[Data entries for graphics]
^^^^^^^^^^^^^^^^

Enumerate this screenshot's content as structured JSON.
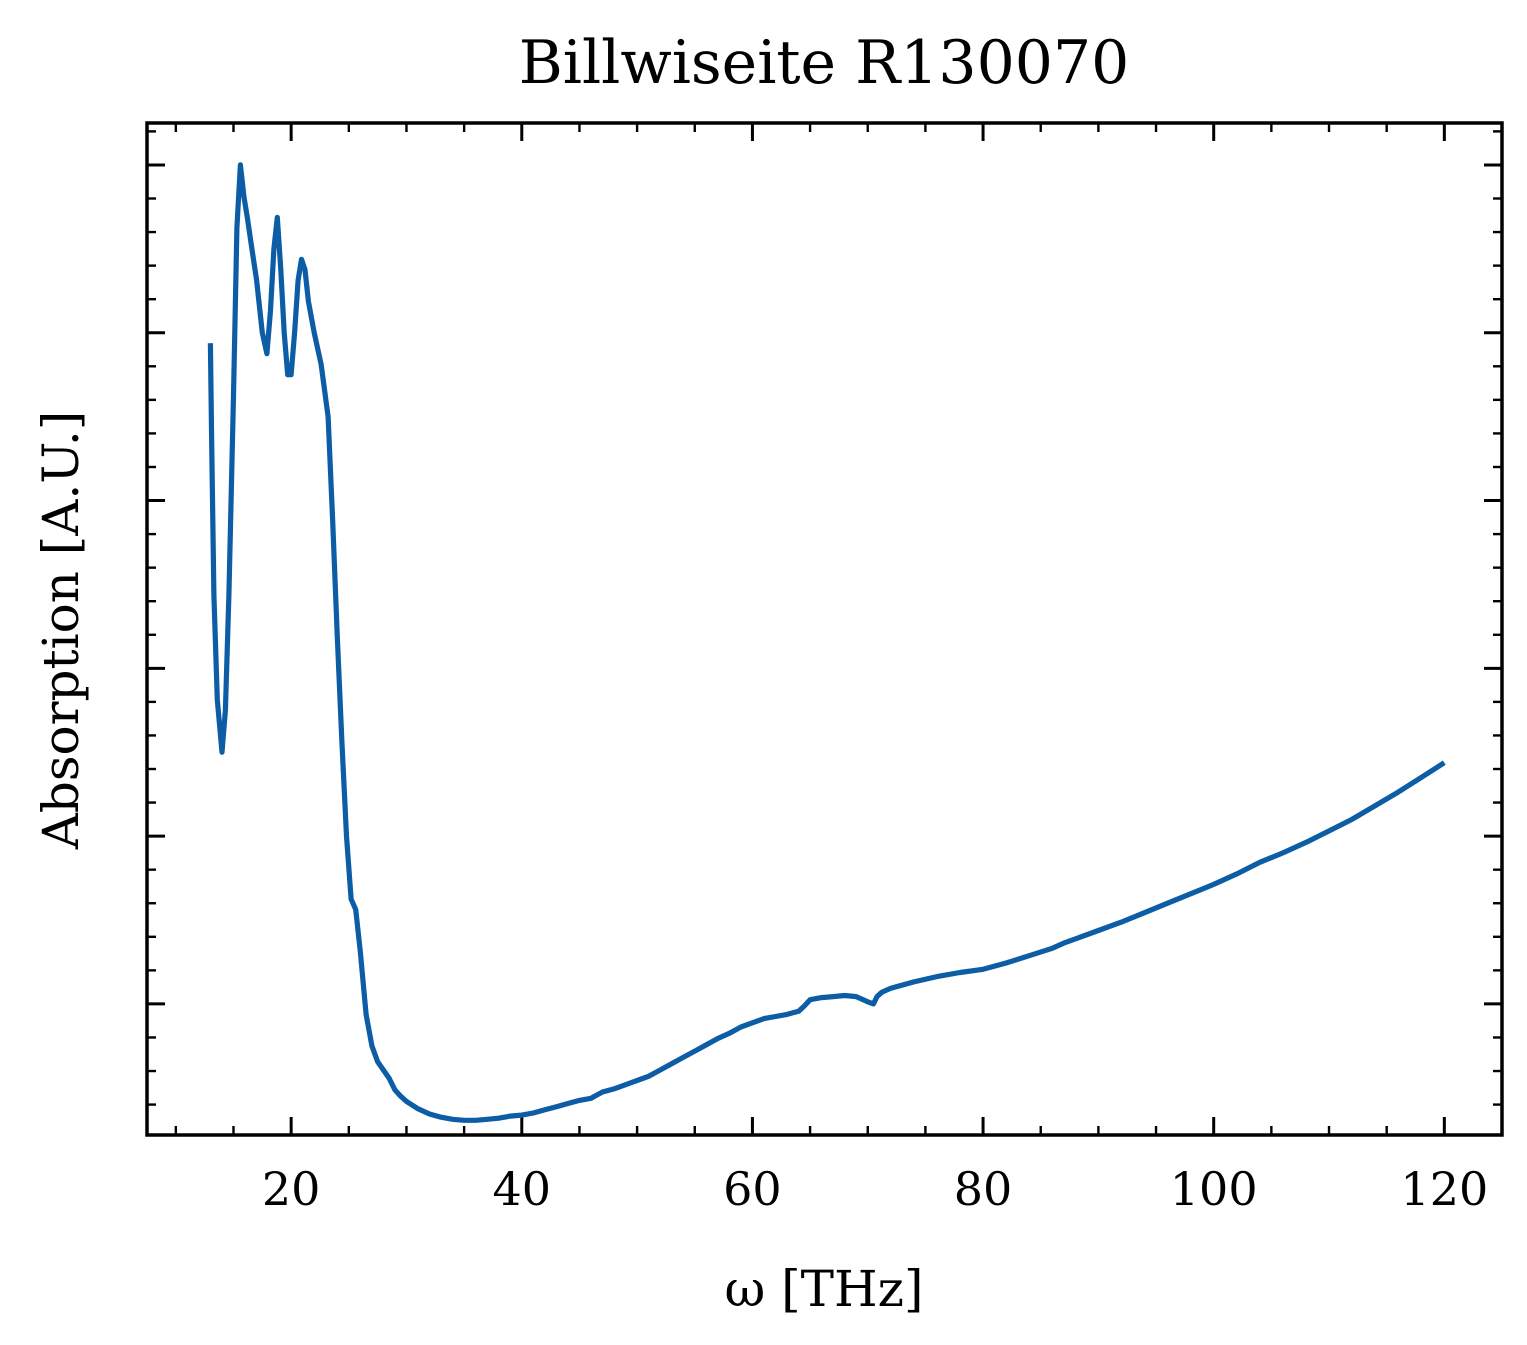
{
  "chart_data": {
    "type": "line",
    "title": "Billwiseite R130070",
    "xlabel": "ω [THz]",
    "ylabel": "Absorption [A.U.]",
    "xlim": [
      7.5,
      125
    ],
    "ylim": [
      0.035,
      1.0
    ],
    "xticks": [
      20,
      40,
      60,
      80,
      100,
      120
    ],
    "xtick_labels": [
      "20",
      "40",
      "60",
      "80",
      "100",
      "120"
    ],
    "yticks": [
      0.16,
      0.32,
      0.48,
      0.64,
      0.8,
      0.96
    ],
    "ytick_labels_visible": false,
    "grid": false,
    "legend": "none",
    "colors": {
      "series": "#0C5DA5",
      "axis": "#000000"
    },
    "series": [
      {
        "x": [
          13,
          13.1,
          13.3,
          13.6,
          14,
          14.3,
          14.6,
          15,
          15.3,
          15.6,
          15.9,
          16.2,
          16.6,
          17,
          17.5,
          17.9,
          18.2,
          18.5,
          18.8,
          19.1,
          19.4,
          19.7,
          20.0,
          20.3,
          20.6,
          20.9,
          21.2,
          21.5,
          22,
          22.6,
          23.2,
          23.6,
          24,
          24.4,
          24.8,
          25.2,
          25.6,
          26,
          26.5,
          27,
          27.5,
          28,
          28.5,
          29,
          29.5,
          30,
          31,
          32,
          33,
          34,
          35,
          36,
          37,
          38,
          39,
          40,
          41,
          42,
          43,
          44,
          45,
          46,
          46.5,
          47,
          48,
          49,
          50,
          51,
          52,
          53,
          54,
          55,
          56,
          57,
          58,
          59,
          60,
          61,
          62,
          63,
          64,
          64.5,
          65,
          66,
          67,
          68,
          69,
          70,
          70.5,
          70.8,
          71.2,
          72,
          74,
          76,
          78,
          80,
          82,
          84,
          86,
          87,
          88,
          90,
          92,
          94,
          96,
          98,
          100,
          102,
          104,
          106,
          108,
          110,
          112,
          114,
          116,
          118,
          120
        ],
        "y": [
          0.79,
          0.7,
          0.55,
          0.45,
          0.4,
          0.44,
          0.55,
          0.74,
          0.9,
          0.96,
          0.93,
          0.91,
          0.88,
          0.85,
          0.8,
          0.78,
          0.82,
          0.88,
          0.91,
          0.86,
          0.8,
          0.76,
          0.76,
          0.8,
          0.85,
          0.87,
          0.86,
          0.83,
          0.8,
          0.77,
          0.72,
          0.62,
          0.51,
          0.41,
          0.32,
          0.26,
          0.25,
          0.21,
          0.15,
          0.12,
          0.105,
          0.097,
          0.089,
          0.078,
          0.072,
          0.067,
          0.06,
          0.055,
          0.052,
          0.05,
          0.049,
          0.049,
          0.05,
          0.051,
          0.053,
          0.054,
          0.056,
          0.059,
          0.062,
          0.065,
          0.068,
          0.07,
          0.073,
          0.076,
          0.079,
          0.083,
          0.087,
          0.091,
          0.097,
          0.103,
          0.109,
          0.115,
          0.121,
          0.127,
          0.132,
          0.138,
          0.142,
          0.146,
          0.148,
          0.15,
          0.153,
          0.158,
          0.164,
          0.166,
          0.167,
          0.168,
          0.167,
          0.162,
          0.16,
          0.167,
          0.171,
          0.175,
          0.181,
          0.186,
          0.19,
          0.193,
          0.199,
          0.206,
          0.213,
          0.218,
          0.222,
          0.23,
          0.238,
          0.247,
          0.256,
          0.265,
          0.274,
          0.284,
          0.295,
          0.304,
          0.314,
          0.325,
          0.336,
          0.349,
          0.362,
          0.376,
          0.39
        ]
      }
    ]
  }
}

^^^^^^^^^^^^^^^^

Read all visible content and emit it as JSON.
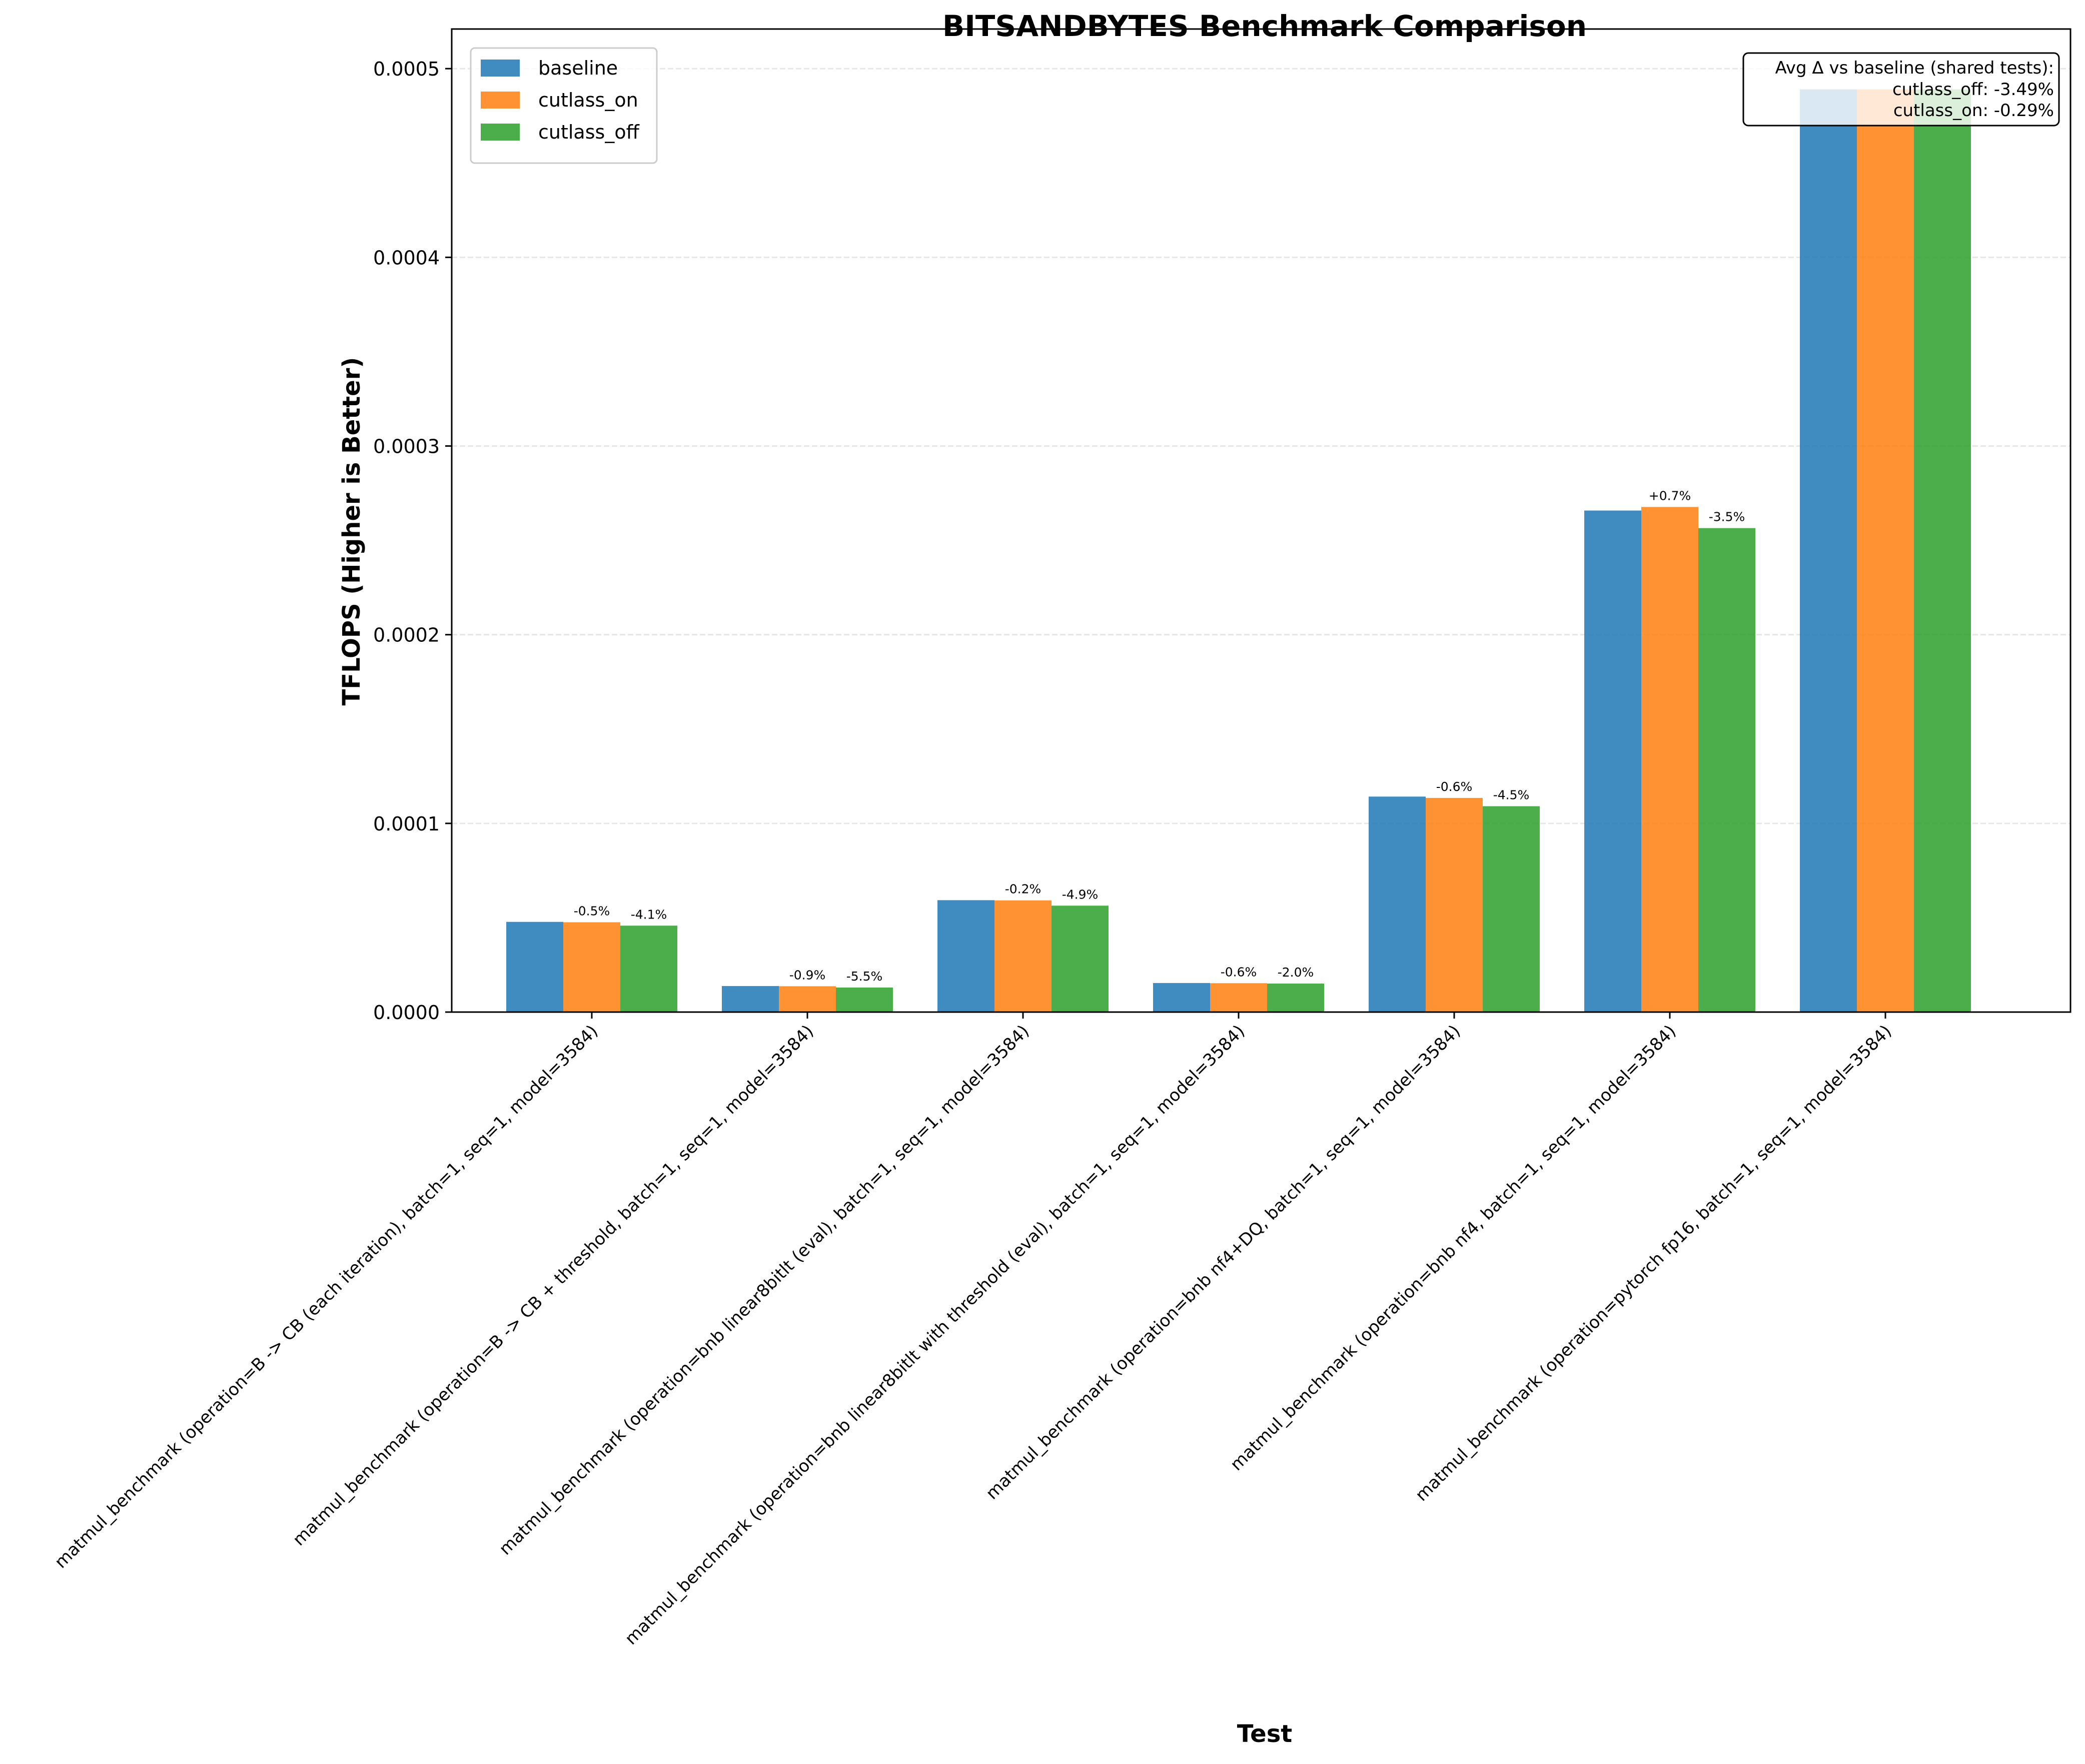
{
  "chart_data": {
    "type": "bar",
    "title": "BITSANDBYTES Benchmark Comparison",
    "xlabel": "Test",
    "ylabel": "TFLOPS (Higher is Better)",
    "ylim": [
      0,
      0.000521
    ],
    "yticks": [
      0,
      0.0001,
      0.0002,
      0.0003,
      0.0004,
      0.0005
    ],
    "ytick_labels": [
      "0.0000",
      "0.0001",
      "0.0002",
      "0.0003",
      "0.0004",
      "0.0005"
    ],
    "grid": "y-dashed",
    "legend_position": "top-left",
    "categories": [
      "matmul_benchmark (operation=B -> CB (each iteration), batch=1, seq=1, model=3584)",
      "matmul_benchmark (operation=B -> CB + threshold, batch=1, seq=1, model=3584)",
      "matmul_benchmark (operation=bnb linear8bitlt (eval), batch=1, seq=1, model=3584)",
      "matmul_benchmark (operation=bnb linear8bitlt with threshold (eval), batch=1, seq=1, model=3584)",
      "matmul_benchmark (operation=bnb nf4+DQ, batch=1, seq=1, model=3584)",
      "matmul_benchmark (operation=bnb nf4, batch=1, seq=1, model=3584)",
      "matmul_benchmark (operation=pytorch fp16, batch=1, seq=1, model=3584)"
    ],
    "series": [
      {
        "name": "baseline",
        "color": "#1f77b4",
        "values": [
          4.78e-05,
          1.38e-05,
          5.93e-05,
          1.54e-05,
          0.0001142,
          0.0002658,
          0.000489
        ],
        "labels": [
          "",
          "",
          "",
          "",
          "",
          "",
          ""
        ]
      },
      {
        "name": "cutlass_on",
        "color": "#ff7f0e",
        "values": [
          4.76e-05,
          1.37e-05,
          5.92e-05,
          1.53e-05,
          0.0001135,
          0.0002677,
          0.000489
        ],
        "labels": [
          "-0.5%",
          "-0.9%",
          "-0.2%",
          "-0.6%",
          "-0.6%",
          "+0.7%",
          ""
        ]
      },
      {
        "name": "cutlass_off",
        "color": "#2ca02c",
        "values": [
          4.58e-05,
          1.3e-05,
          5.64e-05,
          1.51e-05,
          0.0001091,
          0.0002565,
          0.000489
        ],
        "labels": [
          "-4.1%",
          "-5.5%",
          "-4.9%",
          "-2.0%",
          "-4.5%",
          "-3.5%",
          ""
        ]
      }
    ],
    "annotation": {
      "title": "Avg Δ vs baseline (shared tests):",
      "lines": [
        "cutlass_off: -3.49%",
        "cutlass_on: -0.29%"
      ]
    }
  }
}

^^^^^^^^^^^^^^^^

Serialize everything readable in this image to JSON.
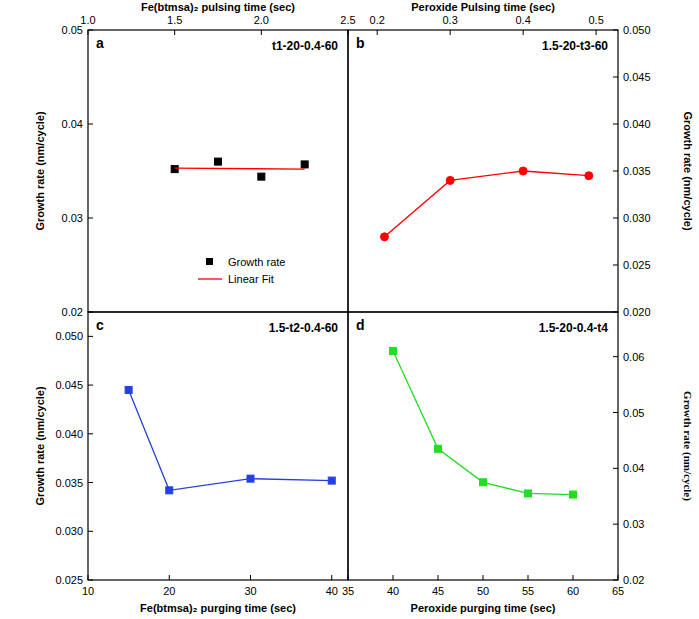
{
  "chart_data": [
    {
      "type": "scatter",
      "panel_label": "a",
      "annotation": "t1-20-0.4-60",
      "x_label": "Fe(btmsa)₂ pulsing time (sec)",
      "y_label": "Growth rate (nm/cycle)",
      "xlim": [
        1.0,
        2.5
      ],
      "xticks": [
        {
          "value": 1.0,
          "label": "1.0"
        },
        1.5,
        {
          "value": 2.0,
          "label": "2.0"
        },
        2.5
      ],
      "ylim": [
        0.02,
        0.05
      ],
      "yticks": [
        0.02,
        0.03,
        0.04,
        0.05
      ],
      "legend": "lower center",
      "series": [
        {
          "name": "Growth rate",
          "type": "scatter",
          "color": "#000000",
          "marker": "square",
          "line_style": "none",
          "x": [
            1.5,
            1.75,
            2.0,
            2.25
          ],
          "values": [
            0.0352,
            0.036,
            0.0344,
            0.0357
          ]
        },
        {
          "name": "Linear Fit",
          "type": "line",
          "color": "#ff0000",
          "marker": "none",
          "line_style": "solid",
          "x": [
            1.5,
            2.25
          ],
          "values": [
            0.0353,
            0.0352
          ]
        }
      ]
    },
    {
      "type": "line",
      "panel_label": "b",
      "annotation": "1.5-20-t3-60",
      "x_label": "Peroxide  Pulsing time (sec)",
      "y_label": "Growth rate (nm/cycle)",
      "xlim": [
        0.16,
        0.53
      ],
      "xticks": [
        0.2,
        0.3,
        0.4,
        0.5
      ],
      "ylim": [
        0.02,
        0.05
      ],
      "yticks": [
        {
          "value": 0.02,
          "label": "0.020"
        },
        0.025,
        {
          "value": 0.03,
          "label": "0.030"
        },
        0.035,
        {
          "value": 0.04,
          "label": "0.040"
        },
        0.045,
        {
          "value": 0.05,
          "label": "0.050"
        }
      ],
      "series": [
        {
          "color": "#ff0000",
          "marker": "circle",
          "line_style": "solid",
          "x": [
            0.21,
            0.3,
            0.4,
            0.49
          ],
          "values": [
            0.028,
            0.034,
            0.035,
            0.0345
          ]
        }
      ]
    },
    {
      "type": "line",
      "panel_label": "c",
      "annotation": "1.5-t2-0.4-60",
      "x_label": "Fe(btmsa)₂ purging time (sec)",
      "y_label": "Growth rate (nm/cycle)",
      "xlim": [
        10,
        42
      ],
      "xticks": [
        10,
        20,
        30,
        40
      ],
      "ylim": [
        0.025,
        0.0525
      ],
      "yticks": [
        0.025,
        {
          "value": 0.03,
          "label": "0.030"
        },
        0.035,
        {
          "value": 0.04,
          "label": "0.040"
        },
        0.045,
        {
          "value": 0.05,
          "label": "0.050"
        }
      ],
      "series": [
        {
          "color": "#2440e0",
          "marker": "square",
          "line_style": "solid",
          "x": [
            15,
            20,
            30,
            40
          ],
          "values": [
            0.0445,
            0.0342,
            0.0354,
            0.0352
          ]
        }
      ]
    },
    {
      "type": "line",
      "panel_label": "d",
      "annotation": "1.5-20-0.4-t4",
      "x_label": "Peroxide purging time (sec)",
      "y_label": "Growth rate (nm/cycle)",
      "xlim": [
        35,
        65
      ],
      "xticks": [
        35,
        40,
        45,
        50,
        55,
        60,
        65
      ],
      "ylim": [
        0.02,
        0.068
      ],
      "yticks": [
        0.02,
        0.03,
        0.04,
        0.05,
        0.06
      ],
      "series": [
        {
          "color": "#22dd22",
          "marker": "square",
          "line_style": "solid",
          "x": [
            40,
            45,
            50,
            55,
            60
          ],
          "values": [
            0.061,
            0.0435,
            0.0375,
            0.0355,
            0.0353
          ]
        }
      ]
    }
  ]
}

^^^^^^^^^^^^^^^^

Problem requirements:
Which lines include "title"? Copy each of them out.

Written answer:
    "title": "Billwiseite R130070",
    "title": "BITSANDBYTES Benchmark Comparison",
      "title": "Avg Δ vs baseline (shared tests):",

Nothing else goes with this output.